DIRECTIVE: Reproduce the lines of the material exactly, excluding every image.

(Collected data)
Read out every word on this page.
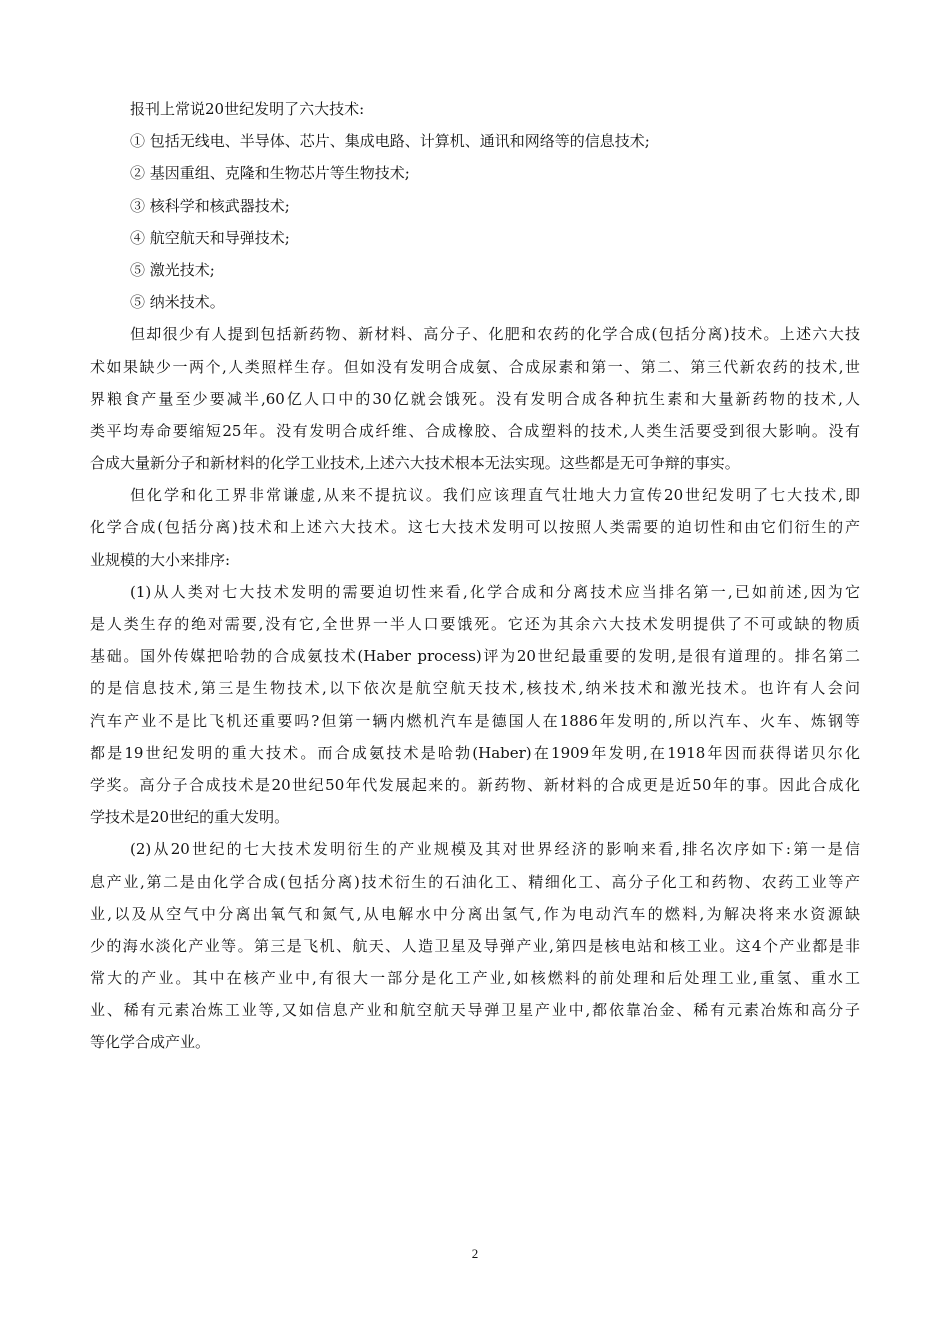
报刊上常说20世纪发明了六大技术:
① 包括无线电、半导体、芯片、集成电路、计算机、通讯和网络等的信息技术;
② 基因重组、克隆和生物芯片等生物技术;
③ 核科学和核武器技术;
④ 航空航天和导弹技术;
⑤ 激光技术;
⑤ 纳米技术。
但却很少有人提到包括新药物、新材料、高分子、化肥和农药的化学合成(包括分离)技术。上述六大技
术如果缺少一两个,人类照样生存。但如没有发明合成氨、合成尿素和第一、第二、第三代新农药的技术,世
界粮食产量至少要减半,60亿人口中的30亿就会饿死。没有发明合成各种抗生素和大量新药物的技术,人
类平均寿命要缩短25年。没有发明合成纤维、合成橡胶、合成塑料的技术,人类生活要受到很大影响。没有
合成大量新分子和新材料的化学工业技术,上述六大技术根本无法实现。这些都是无可争辩的事实。
但化学和化工界非常谦虚,从来不提抗议。我们应该理直气壮地大力宣传20世纪发明了七大技术,即
化学合成(包括分离)技术和上述六大技术。这七大技术发明可以按照人类需要的迫切性和由它们衍生的产
业规模的大小来排序:
(1)从人类对七大技术发明的需要迫切性来看,化学合成和分离技术应当排名第一,已如前述,因为它
是人类生存的绝对需要,没有它,全世界一半人口要饿死。它还为其余六大技术发明提供了不可或缺的物质
基础。国外传媒把哈勃的合成氨技术(Haber process)评为20世纪最重要的发明,是很有道理的。排名第二
的是信息技术,第三是生物技术,以下依次是航空航天技术,核技术,纳米技术和激光技术。也许有人会问
汽车产业不是比飞机还重要吗?但第一辆内燃机汽车是德国人在1886年发明的,所以汽车、火车、炼钢等
都是19世纪发明的重大技术。而合成氨技术是哈勃(Haber)在1909年发明,在1918年因而获得诺贝尔化
学奖。高分子合成技术是20世纪50年代发展起来的。新药物、新材料的合成更是近50年的事。因此合成化
学技术是20世纪的重大发明。
(2)从20世纪的七大技术发明衍生的产业规模及其对世界经济的影响来看,排名次序如下:第一是信
息产业,第二是由化学合成(包括分离)技术衍生的石油化工、精细化工、高分子化工和药物、农药工业等产
业,以及从空气中分离出氧气和氮气,从电解水中分离出氢气,作为电动汽车的燃料,为解决将来水资源缺
少的海水淡化产业等。第三是飞机、航天、人造卫星及导弹产业,第四是核电站和核工业。这4个产业都是非
常大的产业。其中在核产业中,有很大一部分是化工产业,如核燃料的前处理和后处理工业,重氢、重水工
业、稀有元素冶炼工业等,又如信息产业和航空航天导弹卫星产业中,都依靠冶金、稀有元素冶炼和高分子
等化学合成产业。
2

FINAL RESULT:
Read out every word on this page.
报刊上常说20世纪发明了六大技术:
① 包括无线电、半导体、芯片、集成电路、计算机、通讯和网络等的信息技术;
② 基因重组、克隆和生物芯片等生物技术;
③ 核科学和核武器技术;
④ 航空航天和导弹技术;
⑤ 激光技术;
⑤ 纳米技术。
但却很少有人提到包括新药物、新材料、高分子、化肥和农药的化学合成(包括分离)技术。上述六大技
术如果缺少一两个,人类照样生存。但如没有发明合成氨、合成尿素和第一、第二、第三代新农药的技术,世
界粮食产量至少要减半,60亿人口中的30亿就会饿死。没有发明合成各种抗生素和大量新药物的技术,人
类平均寿命要缩短25年。没有发明合成纤维、合成橡胶、合成塑料的技术,人类生活要受到很大影响。没有
合成大量新分子和新材料的化学工业技术,上述六大技术根本无法实现。这些都是无可争辩的事实。
但化学和化工界非常谦虚,从来不提抗议。我们应该理直气壮地大力宣传20世纪发明了七大技术,即
化学合成(包括分离)技术和上述六大技术。这七大技术发明可以按照人类需要的迫切性和由它们衍生的产
业规模的大小来排序:
(1)从人类对七大技术发明的需要迫切性来看,化学合成和分离技术应当排名第一,已如前述,因为它
是人类生存的绝对需要,没有它,全世界一半人口要饿死。它还为其余六大技术发明提供了不可或缺的物质
基础。国外传媒把哈勃的合成氨技术(Haber process)评为20世纪最重要的发明,是很有道理的。排名第二
的是信息技术,第三是生物技术,以下依次是航空航天技术,核技术,纳米技术和激光技术。也许有人会问
汽车产业不是比飞机还重要吗?但第一辆内燃机汽车是德国人在1886年发明的,所以汽车、火车、炼钢等
都是19世纪发明的重大技术。而合成氨技术是哈勃(Haber)在1909年发明,在1918年因而获得诺贝尔化
学奖。高分子合成技术是20世纪50年代发展起来的。新药物、新材料的合成更是近50年的事。因此合成化
学技术是20世纪的重大发明。
(2)从20世纪的七大技术发明衍生的产业规模及其对世界经济的影响来看,排名次序如下:第一是信
息产业,第二是由化学合成(包括分离)技术衍生的石油化工、精细化工、高分子化工和药物、农药工业等产
业,以及从空气中分离出氧气和氮气,从电解水中分离出氢气,作为电动汽车的燃料,为解决将来水资源缺
少的海水淡化产业等。第三是飞机、航天、人造卫星及导弹产业,第四是核电站和核工业。这4个产业都是非
常大的产业。其中在核产业中,有很大一部分是化工产业,如核燃料的前处理和后处理工业,重氢、重水工
业、稀有元素冶炼工业等,又如信息产业和航空航天导弹卫星产业中,都依靠冶金、稀有元素冶炼和高分子
等化学合成产业。
2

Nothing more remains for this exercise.